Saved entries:

○ ○ ○ ○ ○

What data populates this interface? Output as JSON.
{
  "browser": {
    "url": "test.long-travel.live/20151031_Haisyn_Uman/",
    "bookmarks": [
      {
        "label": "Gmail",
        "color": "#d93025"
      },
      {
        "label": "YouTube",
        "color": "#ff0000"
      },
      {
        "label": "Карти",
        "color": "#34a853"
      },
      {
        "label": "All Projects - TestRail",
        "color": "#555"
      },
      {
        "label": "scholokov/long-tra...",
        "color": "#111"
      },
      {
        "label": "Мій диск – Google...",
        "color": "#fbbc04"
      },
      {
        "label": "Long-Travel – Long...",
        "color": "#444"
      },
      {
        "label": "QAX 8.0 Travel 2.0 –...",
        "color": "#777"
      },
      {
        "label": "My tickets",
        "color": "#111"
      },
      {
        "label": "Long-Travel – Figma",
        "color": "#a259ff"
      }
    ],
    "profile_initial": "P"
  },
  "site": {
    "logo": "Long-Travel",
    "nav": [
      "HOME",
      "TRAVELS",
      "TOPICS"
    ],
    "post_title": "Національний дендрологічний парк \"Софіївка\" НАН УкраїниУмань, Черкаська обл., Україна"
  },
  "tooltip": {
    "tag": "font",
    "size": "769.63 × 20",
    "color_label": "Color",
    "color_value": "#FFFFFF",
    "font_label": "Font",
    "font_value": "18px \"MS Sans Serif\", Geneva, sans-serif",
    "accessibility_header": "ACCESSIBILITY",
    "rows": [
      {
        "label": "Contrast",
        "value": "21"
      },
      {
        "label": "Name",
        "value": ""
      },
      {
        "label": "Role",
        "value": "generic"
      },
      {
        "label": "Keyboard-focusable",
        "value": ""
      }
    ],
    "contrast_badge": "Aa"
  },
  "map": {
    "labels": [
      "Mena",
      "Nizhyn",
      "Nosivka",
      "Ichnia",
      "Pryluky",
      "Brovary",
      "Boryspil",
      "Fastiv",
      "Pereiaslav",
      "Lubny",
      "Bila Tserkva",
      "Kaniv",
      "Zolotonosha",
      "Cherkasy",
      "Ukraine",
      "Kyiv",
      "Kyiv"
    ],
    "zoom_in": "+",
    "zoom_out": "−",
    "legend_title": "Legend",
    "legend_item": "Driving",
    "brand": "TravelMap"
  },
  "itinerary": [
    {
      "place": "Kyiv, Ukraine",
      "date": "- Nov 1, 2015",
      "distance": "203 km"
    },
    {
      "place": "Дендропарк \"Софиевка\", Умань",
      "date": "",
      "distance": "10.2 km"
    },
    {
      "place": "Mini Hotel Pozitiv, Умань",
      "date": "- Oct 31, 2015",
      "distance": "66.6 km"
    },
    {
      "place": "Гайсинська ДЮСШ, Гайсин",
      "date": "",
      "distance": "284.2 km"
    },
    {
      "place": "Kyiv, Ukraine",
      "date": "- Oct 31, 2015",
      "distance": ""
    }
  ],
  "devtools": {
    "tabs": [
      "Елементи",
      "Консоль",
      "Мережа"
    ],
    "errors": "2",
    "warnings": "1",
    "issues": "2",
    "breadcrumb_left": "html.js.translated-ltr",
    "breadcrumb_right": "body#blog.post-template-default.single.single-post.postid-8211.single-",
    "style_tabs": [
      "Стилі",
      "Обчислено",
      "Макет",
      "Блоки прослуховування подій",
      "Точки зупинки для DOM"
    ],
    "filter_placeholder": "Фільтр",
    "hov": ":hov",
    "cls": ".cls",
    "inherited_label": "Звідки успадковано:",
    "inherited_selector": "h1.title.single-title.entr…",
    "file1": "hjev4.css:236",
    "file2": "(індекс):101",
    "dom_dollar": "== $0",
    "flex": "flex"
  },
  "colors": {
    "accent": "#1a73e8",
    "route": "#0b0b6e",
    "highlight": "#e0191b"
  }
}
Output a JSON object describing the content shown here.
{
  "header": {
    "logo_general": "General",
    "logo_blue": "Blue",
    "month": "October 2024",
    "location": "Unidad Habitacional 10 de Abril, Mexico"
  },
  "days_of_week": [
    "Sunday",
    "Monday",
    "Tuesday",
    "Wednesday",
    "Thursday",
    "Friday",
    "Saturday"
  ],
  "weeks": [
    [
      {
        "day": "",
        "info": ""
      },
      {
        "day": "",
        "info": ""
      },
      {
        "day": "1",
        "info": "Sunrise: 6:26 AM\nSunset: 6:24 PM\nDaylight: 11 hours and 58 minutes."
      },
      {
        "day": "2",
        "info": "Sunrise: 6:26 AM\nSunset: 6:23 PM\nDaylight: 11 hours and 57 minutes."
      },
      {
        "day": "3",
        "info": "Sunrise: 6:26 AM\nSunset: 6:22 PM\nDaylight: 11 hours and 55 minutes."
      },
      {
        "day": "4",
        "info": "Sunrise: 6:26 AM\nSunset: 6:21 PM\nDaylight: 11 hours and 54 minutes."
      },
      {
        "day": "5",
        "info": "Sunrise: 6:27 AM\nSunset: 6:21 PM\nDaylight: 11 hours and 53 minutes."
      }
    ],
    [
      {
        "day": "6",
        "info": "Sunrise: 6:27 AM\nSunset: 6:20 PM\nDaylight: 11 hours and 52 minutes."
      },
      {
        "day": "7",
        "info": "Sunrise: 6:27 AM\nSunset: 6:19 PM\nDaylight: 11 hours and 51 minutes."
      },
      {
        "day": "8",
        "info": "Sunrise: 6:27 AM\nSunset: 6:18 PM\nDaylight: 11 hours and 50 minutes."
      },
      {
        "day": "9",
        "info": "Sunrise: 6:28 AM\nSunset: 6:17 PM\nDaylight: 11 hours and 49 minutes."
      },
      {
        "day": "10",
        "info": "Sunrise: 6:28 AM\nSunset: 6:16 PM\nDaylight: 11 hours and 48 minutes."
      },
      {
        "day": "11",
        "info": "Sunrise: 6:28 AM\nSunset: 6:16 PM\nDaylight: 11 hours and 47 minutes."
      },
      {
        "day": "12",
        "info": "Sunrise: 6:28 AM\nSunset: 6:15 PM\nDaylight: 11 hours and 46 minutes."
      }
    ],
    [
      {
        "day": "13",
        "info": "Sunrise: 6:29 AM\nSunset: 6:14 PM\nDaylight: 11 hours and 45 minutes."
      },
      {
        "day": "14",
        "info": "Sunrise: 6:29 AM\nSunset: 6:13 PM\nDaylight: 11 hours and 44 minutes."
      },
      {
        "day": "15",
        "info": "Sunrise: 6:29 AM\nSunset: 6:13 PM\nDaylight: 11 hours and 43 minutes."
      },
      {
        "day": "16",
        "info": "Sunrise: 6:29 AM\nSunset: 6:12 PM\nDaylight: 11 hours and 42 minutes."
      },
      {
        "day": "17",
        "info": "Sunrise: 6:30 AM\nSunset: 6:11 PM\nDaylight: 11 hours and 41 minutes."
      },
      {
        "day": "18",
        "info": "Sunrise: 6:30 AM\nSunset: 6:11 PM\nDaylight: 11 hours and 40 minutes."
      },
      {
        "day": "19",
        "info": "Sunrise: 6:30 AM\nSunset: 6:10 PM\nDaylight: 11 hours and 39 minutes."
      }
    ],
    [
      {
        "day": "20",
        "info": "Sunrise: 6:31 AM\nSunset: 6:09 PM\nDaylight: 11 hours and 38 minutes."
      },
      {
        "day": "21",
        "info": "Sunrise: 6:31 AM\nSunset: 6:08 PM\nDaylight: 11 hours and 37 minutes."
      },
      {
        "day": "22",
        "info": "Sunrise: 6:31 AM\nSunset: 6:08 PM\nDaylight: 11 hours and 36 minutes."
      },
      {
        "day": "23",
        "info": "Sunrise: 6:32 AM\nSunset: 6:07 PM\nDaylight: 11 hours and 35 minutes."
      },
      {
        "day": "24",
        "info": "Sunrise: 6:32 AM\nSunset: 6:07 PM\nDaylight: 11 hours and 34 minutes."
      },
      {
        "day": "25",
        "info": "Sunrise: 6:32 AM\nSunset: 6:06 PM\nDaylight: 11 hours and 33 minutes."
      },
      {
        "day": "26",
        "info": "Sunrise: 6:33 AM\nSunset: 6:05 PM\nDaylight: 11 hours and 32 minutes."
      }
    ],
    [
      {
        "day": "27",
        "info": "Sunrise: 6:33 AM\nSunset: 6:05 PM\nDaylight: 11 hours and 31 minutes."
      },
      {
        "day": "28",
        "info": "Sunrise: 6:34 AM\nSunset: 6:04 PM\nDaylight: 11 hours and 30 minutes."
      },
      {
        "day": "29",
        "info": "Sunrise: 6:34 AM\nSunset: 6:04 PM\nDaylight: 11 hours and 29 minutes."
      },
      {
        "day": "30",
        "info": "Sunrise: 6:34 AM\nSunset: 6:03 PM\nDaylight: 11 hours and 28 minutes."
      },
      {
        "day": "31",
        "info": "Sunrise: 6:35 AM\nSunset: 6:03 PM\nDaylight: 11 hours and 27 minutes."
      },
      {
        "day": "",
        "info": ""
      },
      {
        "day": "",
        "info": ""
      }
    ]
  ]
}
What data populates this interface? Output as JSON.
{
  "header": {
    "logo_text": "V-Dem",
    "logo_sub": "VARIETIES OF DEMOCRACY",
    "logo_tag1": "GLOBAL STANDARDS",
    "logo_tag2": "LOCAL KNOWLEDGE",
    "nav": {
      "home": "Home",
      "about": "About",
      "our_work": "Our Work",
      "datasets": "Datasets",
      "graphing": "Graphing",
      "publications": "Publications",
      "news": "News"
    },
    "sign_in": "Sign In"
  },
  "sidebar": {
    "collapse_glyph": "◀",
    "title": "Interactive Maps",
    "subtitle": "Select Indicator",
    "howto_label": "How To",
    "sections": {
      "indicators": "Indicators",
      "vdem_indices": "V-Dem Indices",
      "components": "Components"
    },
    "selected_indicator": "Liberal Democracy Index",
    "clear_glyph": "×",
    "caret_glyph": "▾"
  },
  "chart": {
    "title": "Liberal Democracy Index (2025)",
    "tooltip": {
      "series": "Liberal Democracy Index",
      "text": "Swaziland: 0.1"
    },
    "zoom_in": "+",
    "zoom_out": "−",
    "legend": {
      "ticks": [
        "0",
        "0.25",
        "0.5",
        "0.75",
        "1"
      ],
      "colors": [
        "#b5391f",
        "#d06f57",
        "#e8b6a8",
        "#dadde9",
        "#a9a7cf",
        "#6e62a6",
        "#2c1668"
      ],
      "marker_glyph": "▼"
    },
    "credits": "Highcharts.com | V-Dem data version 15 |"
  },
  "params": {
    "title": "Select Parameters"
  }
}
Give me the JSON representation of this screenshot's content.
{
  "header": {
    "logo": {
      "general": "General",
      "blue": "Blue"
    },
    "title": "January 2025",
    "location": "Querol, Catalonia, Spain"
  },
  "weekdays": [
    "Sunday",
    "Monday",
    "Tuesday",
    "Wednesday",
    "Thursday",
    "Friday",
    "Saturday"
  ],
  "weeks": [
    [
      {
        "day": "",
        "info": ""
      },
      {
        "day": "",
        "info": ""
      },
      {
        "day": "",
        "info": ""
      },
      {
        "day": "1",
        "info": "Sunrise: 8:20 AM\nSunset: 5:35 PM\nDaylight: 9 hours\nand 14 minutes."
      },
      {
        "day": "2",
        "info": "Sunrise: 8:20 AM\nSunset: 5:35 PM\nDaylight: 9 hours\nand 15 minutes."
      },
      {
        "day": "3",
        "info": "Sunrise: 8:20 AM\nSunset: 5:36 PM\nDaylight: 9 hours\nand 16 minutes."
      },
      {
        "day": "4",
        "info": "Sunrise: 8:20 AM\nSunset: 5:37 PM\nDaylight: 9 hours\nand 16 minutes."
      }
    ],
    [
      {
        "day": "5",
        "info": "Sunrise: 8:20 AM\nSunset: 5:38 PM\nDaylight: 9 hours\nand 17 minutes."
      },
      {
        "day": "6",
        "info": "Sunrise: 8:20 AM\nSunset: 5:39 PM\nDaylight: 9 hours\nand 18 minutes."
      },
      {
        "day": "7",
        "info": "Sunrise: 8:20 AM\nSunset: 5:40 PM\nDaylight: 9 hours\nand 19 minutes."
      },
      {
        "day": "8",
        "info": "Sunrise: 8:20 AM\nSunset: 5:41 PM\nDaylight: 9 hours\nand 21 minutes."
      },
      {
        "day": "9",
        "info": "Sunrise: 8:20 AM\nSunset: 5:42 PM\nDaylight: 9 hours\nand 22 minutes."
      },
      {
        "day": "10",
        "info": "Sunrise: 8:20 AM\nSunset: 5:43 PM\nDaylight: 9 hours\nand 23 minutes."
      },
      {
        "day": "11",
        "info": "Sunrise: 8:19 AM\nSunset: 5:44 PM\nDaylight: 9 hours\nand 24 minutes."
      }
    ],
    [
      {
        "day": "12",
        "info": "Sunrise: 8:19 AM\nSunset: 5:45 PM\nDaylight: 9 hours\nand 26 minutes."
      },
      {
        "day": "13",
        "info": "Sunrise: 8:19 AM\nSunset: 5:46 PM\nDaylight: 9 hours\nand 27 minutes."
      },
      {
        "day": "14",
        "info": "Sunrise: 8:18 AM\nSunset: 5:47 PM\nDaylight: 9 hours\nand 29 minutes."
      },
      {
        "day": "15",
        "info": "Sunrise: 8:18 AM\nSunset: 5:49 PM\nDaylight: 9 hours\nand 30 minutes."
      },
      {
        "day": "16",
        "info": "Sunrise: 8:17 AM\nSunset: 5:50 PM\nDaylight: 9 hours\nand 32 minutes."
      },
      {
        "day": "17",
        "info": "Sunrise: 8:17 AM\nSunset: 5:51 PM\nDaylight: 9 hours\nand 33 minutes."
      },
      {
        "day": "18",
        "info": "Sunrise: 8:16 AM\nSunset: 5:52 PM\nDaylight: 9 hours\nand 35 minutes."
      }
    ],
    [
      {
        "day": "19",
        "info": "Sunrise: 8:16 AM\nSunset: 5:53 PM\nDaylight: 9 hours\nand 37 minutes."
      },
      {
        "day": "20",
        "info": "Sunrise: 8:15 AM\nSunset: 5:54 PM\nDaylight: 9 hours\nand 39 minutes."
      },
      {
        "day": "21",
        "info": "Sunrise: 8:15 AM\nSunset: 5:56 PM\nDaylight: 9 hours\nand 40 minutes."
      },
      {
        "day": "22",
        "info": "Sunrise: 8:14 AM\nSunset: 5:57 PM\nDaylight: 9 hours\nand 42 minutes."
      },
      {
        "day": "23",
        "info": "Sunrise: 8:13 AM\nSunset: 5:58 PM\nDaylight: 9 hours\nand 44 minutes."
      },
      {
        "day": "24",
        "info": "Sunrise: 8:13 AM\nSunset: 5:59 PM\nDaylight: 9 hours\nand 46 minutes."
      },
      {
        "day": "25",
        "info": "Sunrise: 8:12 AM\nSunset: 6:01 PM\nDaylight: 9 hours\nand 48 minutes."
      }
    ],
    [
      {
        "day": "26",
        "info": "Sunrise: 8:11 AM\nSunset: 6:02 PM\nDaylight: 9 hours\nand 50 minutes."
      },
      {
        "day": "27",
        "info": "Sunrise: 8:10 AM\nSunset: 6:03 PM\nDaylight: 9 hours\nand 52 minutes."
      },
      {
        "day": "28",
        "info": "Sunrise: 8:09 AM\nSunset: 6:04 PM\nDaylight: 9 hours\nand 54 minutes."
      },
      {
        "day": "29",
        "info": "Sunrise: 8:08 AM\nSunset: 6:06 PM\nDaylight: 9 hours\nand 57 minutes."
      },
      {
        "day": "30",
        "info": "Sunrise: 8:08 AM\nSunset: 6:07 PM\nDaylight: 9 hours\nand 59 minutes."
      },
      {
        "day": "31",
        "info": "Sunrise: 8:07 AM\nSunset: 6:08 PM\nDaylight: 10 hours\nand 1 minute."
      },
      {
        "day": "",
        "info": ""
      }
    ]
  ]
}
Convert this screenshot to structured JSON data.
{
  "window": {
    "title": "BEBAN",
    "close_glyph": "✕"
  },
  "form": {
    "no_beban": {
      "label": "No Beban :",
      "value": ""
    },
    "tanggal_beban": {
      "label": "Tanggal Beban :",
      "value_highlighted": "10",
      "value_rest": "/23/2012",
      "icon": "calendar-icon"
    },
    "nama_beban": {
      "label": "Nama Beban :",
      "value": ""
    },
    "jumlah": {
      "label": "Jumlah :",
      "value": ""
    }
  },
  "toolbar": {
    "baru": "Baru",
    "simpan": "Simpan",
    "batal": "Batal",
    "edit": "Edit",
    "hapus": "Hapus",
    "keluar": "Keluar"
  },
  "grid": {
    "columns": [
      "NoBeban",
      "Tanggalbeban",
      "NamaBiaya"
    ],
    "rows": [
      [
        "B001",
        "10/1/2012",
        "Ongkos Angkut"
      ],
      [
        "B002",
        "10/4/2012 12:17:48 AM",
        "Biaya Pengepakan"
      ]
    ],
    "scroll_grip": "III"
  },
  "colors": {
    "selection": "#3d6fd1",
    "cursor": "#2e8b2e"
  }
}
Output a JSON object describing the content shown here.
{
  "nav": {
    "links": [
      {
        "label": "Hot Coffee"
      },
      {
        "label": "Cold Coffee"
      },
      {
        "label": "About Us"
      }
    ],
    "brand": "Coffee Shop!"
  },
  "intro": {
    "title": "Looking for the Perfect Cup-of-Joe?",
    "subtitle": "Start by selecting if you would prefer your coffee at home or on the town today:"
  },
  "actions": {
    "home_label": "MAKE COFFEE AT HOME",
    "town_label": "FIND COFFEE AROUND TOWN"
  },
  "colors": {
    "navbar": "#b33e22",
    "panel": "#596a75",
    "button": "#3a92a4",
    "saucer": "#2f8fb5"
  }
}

○ ○ ○ ○ ○

**Work instructions:** Scan the lines for the string "subtitle". Pick out every line that has it.

**Response to this exercise:**
    "subtitle": "Select Indicator",
    "subtitle": "Start by selecting if you would prefer your coffee at home or on the town today:"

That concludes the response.